■ **WHAT THE TASK REQUIRES**: Count each line in which the word "邮政编码" appears. Reply with the total and nothing more.

==================================================

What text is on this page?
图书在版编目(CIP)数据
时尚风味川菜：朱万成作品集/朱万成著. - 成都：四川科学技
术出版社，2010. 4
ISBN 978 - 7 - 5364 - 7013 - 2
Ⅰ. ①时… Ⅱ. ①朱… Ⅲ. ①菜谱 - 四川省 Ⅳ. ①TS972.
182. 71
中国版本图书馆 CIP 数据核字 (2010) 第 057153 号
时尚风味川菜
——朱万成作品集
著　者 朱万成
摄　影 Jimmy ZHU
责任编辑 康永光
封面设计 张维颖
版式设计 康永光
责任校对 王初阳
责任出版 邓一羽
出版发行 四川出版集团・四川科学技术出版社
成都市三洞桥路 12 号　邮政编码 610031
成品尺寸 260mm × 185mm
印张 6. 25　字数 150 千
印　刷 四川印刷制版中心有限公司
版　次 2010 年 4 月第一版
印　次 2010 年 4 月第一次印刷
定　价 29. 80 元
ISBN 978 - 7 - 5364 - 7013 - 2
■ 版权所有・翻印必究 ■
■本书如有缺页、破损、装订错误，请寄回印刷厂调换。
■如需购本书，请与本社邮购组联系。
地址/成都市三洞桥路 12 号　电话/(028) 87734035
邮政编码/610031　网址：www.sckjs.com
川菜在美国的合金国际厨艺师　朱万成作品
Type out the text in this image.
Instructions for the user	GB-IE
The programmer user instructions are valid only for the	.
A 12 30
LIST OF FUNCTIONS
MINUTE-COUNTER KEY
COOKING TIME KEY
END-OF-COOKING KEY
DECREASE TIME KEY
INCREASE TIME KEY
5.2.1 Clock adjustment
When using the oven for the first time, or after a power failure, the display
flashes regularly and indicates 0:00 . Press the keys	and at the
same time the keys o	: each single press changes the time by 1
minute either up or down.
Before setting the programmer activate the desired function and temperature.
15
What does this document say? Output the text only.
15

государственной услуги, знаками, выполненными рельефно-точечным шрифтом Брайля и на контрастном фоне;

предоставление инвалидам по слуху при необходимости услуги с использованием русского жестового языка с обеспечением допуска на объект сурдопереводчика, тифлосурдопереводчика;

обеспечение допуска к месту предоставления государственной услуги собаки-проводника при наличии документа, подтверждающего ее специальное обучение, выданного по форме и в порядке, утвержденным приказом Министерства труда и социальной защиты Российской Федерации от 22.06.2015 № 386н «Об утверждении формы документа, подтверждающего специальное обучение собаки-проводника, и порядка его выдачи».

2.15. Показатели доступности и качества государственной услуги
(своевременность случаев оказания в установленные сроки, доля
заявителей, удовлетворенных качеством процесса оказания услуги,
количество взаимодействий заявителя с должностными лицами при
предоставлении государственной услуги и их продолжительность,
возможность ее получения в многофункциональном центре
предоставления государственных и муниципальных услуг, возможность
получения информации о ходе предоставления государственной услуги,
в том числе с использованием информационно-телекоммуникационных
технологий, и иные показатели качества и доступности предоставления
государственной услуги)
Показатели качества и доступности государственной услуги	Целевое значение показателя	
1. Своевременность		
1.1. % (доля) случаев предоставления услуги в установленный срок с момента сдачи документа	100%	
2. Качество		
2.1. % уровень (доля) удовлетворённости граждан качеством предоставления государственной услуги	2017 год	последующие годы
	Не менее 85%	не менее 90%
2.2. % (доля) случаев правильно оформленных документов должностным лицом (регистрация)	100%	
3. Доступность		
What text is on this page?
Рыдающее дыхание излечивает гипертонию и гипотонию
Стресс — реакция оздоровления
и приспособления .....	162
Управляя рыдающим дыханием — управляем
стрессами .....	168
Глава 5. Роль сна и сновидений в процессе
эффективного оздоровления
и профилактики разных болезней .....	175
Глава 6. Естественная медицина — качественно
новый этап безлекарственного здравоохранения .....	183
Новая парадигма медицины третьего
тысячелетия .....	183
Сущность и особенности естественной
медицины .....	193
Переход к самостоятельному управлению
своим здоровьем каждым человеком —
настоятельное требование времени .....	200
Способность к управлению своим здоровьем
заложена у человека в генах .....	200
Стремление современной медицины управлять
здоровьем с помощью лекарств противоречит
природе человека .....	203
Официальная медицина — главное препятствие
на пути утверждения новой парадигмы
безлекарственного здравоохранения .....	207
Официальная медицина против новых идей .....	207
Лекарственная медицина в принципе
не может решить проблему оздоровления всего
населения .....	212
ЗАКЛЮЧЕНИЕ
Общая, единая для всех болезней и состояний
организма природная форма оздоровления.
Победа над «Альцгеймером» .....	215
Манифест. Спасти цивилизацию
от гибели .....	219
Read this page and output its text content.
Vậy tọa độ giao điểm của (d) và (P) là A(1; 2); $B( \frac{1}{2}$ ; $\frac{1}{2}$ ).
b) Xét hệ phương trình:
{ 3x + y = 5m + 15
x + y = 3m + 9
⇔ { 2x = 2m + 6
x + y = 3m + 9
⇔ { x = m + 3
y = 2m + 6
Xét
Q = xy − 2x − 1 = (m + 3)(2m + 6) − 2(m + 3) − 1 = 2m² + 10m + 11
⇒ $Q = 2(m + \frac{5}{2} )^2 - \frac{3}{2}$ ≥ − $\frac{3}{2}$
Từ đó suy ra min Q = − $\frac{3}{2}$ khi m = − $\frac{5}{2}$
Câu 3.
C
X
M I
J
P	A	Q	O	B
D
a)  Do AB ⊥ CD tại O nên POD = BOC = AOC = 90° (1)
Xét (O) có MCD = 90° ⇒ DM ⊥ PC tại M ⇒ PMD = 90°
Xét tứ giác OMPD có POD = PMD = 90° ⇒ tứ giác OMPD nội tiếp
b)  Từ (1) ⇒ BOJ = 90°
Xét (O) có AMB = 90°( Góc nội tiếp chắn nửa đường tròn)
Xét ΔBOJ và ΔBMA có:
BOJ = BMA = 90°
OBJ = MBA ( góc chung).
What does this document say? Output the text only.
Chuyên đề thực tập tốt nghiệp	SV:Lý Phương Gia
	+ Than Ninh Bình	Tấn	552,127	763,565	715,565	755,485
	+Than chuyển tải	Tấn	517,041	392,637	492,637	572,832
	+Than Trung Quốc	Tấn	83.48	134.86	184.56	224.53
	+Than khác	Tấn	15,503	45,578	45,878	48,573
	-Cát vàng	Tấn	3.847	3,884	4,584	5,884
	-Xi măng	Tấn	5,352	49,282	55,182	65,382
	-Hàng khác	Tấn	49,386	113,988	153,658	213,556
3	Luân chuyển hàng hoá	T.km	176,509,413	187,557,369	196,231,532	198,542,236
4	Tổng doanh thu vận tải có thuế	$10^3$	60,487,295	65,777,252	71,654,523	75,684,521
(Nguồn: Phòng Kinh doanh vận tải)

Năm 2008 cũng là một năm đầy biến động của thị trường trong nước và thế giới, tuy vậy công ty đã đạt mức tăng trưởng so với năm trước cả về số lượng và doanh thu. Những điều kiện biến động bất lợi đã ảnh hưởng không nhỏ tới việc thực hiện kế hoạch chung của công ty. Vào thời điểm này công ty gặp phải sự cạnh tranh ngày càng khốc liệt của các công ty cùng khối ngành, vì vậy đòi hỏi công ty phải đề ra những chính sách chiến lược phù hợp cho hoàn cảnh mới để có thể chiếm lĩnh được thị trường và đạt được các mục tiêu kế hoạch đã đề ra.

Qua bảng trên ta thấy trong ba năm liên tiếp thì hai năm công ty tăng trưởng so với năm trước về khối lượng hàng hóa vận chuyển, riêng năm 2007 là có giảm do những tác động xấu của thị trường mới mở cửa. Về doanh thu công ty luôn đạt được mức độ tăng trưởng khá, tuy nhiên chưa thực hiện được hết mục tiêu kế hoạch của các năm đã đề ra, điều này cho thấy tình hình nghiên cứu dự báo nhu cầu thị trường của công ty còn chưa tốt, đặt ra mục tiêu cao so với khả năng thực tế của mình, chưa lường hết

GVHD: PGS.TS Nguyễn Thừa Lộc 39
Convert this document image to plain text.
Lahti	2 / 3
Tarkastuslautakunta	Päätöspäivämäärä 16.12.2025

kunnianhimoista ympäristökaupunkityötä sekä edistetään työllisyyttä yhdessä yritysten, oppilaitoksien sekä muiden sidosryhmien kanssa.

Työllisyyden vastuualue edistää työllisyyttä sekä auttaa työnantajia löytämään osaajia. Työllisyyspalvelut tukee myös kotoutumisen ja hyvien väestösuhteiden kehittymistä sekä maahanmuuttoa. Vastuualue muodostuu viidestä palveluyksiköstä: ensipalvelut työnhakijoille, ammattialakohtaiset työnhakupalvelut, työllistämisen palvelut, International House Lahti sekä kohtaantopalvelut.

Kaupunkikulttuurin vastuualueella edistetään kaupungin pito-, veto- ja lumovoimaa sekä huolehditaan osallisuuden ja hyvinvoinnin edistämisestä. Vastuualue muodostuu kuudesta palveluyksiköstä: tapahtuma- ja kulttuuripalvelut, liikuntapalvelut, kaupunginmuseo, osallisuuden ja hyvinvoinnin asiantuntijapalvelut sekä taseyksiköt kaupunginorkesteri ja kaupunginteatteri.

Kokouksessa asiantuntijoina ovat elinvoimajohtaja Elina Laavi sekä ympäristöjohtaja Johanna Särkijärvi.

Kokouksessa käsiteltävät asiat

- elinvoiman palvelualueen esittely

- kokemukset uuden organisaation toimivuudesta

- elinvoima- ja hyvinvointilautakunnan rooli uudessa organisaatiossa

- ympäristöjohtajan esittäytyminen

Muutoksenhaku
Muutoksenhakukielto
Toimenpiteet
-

==================================================

■ **TASK SOLUTION**: 2